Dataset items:
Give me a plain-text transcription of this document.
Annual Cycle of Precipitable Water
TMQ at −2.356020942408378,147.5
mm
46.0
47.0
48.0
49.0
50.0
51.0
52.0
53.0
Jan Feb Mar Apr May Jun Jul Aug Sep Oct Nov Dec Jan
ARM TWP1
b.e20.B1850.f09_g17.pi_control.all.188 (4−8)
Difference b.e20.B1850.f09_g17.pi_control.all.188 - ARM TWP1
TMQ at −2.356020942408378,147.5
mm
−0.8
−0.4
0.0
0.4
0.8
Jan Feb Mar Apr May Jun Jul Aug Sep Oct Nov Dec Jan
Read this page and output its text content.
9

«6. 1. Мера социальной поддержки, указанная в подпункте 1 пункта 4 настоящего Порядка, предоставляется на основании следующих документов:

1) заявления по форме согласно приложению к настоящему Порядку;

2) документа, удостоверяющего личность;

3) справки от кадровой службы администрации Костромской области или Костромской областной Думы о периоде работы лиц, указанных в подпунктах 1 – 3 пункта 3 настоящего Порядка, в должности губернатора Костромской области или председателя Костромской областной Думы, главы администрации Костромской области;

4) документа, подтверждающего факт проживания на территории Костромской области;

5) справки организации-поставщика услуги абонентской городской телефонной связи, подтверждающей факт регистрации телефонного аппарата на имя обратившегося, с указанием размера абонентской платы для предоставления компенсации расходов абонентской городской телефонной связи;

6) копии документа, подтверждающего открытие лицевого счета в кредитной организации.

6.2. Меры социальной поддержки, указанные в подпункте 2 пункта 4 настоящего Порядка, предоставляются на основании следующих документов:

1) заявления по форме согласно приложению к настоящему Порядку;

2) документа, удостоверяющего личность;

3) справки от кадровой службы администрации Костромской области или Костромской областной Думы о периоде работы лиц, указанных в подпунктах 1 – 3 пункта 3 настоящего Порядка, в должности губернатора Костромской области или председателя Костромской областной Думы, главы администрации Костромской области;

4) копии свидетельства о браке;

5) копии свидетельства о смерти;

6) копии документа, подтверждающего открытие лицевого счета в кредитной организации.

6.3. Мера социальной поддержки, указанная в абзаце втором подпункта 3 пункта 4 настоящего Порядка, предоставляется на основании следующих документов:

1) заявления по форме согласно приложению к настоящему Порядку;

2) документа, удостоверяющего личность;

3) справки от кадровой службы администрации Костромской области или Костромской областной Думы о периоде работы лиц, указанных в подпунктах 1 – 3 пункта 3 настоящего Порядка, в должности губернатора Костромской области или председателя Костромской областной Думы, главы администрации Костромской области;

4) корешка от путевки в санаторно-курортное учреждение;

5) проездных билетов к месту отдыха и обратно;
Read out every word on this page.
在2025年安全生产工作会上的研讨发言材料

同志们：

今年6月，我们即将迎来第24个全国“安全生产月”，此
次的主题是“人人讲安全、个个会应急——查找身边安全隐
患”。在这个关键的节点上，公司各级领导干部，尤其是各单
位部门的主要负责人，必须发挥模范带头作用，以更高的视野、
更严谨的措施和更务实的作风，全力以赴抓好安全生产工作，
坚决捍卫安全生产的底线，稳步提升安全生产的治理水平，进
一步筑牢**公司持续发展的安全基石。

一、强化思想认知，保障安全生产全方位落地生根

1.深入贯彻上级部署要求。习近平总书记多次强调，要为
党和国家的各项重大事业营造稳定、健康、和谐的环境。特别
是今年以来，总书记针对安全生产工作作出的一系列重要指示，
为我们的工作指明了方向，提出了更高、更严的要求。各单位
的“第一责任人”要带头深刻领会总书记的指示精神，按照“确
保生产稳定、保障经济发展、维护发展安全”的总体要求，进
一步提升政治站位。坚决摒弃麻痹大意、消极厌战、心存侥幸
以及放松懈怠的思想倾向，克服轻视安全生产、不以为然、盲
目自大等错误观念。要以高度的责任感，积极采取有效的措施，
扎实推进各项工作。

Your instructions:
Transcribe the material above word for word.

Exercise response:
Give me a plain-text transcription of this document.
Annual Cycle of Precipitable Water
TMQ at −2.356020942408378,147.5
mm
46.0
47.0
48.0
49.0
50.0
51.0
52.0
53.0
Jan Feb Mar Apr May Jun Jul Aug Sep Oct Nov Dec Jan
ARM TWP1
b.e20.B1850.f09_g17.pi_control.all.188 (4−8)
Difference b.e20.B1850.f09_g17.pi_control.all.188 - ARM TWP1
TMQ at −2.356020942408378,147.5
mm
−0.8
−0.4
0.0
0.4
0.8
Jan Feb Mar Apr May Jun Jul Aug Sep Oct Nov Dec Jan
Read this page and output its text content.
9

«6. 1. Мера социальной поддержки, указанная в подпункте 1 пункта 4 настоящего Порядка, предоставляется на основании следующих документов:

1) заявления по форме согласно приложению к настоящему Порядку;

2) документа, удостоверяющего личность;

3) справки от кадровой службы администрации Костромской области или Костромской областной Думы о периоде работы лиц, указанных в подпунктах 1 – 3 пункта 3 настоящего Порядка, в должности губернатора Костромской области или председателя Костромской областной Думы, главы администрации Костромской области;

4) документа, подтверждающего факт проживания на территории Костромской области;

5) справки организации-поставщика услуги абонентской городской телефонной связи, подтверждающей факт регистрации телефонного аппарата на имя обратившегося, с указанием размера абонентской платы для предоставления компенсации расходов абонентской городской телефонной связи;

6) копии документа, подтверждающего открытие лицевого счета в кредитной организации.

6.2. Меры социальной поддержки, указанные в подпункте 2 пункта 4 настоящего Порядка, предоставляются на основании следующих документов:

1) заявления по форме согласно приложению к настоящему Порядку;

2) документа, удостоверяющего личность;

3) справки от кадровой службы администрации Костромской области или Костромской областной Думы о периоде работы лиц, указанных в подпунктах 1 – 3 пункта 3 настоящего Порядка, в должности губернатора Костромской области или председателя Костромской областной Думы, главы администрации Костромской области;

4) копии свидетельства о браке;

5) копии свидетельства о смерти;

6) копии документа, подтверждающего открытие лицевого счета в кредитной организации.

6.3. Мера социальной поддержки, указанная в абзаце втором подпункта 3 пункта 4 настоящего Порядка, предоставляется на основании следующих документов:

1) заявления по форме согласно приложению к настоящему Порядку;

2) документа, удостоверяющего личность;

3) справки от кадровой службы администрации Костромской области или Костромской областной Думы о периоде работы лиц, указанных в подпунктах 1 – 3 пункта 3 настоящего Порядка, в должности губернатора Костромской области или председателя Костромской областной Думы, главы администрации Костромской области;

4) корешка от путевки в санаторно-курортное учреждение;

5) проездных билетов к месту отдыха и обратно;
Read out every word on this page.
在2025年安全生产工作会上的研讨发言材料

同志们：

今年6月，我们即将迎来第24个全国“安全生产月”，此
次的主题是“人人讲安全、个个会应急——查找身边安全隐
患”。在这个关键的节点上，公司各级领导干部，尤其是各单
位部门的主要负责人，必须发挥模范带头作用，以更高的视野、
更严谨的措施和更务实的作风，全力以赴抓好安全生产工作，
坚决捍卫安全生产的底线，稳步提升安全生产的治理水平，进
一步筑牢**公司持续发展的安全基石。

一、强化思想认知，保障安全生产全方位落地生根

1.深入贯彻上级部署要求。习近平总书记多次强调，要为
党和国家的各项重大事业营造稳定、健康、和谐的环境。特别
是今年以来，总书记针对安全生产工作作出的一系列重要指示，
为我们的工作指明了方向，提出了更高、更严的要求。各单位
的“第一责任人”要带头深刻领会总书记的指示精神，按照“确
保生产稳定、保障经济发展、维护发展安全”的总体要求，进
一步提升政治站位。坚决摒弃麻痹大意、消极厌战、心存侥幸
以及放松懈怠的思想倾向，克服轻视安全生产、不以为然、盲
目自大等错误观念。要以高度的责任感，积极采取有效的措施，
扎实推进各项工作。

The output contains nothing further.